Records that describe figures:
* * * * *

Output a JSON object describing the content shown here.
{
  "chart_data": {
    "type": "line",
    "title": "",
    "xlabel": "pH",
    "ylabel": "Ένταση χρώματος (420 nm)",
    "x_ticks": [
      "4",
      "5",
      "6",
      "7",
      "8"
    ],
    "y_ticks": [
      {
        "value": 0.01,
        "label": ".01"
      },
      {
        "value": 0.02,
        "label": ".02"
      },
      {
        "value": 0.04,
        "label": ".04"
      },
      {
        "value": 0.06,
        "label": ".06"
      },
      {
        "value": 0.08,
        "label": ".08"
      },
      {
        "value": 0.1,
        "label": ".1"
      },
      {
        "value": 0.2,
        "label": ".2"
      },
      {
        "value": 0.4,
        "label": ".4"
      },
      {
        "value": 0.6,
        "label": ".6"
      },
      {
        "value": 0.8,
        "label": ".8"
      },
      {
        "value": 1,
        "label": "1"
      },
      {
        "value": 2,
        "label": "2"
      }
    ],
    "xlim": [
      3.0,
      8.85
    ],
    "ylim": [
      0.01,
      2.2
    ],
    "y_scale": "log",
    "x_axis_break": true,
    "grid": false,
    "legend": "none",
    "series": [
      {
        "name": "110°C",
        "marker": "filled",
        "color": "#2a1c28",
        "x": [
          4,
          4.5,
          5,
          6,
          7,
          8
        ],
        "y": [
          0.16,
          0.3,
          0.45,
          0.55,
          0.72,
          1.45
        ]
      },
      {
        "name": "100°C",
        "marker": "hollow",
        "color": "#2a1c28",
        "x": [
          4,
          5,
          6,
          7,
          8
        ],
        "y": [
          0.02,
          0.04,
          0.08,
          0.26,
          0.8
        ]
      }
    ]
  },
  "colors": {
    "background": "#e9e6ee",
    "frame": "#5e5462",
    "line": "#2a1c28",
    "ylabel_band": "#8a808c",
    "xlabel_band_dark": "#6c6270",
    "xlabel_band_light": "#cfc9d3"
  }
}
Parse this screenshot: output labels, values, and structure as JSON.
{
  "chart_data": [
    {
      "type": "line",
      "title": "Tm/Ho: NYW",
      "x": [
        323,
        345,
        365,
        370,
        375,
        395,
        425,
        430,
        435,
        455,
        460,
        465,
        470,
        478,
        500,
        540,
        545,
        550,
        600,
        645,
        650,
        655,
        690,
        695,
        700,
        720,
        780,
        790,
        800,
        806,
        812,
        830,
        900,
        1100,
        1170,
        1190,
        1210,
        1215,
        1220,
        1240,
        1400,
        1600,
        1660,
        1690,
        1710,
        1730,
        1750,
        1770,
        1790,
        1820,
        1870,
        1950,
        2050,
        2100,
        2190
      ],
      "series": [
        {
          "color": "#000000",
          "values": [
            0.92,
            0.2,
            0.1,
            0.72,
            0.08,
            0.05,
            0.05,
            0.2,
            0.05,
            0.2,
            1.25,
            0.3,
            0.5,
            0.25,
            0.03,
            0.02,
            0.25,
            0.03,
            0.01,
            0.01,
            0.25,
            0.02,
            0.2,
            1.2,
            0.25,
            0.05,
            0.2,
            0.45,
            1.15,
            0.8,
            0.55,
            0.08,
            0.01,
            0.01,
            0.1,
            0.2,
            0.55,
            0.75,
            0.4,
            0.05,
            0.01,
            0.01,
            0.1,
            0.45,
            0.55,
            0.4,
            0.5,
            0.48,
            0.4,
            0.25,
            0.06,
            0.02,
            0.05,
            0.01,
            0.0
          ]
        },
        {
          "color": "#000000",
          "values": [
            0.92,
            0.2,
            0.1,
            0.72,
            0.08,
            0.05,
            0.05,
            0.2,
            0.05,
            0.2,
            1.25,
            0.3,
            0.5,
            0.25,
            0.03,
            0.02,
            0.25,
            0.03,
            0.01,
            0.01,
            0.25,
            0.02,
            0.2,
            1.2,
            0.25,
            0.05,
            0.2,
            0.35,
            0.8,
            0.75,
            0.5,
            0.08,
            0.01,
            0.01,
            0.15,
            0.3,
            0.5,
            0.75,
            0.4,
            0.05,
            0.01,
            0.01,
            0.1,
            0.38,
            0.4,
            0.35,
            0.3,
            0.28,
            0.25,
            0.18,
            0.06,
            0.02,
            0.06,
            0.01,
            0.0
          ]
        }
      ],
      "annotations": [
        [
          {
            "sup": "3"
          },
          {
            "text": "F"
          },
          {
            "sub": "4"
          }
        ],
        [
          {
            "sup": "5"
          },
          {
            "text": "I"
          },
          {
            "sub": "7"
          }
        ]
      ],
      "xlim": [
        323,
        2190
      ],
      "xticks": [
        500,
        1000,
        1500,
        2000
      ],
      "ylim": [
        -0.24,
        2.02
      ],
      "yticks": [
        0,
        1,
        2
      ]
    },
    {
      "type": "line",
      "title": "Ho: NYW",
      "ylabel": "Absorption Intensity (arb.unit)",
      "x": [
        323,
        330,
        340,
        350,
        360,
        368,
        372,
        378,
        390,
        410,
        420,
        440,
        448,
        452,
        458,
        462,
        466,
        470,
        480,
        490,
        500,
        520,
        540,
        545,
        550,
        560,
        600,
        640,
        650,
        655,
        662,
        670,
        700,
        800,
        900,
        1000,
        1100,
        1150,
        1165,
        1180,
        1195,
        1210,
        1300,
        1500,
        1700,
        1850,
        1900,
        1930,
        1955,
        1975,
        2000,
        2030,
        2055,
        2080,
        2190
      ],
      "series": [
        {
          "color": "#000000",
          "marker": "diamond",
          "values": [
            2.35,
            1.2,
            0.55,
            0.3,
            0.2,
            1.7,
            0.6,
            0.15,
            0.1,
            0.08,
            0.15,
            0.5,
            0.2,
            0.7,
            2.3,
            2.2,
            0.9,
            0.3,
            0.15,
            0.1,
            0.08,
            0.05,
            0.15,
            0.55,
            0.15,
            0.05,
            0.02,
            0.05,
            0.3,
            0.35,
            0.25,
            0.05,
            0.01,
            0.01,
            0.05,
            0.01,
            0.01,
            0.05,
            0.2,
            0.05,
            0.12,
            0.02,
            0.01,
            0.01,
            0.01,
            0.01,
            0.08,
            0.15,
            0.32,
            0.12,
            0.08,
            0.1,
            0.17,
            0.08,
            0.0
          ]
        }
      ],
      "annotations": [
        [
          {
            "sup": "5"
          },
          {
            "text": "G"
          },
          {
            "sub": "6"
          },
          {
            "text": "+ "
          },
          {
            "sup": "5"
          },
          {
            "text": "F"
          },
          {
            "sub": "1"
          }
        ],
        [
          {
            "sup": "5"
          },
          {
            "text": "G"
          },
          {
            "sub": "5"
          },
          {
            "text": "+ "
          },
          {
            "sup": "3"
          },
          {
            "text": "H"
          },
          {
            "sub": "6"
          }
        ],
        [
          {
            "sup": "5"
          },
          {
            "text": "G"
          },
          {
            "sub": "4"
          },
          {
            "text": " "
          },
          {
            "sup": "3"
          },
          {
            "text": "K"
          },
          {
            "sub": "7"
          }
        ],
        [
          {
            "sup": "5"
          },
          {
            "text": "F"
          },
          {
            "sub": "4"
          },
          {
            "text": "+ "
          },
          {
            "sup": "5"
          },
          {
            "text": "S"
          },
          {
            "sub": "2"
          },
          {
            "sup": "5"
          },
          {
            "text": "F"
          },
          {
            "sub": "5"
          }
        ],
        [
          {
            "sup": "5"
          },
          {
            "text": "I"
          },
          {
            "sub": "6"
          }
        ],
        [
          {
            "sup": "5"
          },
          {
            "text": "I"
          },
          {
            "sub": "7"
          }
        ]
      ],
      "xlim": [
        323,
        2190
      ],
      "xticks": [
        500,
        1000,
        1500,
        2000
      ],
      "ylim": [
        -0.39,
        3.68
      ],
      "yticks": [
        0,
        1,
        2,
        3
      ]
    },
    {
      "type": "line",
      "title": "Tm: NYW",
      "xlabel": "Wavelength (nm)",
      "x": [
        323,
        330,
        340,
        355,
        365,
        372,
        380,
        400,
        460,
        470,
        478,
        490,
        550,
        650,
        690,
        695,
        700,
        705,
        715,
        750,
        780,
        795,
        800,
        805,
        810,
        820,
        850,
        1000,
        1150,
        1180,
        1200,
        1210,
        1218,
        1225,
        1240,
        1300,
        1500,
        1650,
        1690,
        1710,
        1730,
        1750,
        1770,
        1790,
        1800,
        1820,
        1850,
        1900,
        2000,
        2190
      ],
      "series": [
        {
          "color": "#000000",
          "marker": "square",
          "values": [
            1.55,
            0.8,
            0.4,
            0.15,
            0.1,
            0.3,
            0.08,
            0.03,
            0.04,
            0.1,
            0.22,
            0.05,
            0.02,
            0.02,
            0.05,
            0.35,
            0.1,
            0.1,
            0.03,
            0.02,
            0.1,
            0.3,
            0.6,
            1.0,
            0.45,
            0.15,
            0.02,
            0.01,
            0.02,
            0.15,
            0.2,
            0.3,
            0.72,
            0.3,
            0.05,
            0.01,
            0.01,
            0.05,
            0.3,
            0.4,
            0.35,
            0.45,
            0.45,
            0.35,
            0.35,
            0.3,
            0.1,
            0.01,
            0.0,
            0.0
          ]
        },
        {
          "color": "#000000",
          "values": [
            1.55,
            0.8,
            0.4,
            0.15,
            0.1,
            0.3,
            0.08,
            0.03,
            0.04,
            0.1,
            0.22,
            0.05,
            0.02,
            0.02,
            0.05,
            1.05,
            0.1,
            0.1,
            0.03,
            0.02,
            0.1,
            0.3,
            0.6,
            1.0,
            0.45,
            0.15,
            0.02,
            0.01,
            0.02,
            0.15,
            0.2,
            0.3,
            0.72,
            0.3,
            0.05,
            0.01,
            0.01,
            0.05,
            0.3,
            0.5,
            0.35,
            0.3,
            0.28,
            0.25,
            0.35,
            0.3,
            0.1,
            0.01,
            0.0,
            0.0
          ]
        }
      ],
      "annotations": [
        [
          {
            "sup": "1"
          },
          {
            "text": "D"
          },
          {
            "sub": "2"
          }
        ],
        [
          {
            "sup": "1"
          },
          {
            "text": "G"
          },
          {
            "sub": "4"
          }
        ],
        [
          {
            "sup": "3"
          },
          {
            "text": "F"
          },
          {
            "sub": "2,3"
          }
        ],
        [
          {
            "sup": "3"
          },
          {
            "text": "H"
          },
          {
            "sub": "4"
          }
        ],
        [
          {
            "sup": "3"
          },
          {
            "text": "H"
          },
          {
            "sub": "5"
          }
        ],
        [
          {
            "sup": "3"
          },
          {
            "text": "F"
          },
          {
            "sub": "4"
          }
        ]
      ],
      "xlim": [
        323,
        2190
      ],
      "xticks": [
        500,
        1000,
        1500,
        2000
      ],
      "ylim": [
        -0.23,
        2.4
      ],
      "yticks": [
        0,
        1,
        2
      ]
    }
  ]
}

* * * * *

### Written request
List the lines of the material in which the word "marker" occurs.

### Written response
        "marker": "filled",
        "marker": "hollow",
          "marker": "diamond",
          "marker": "square",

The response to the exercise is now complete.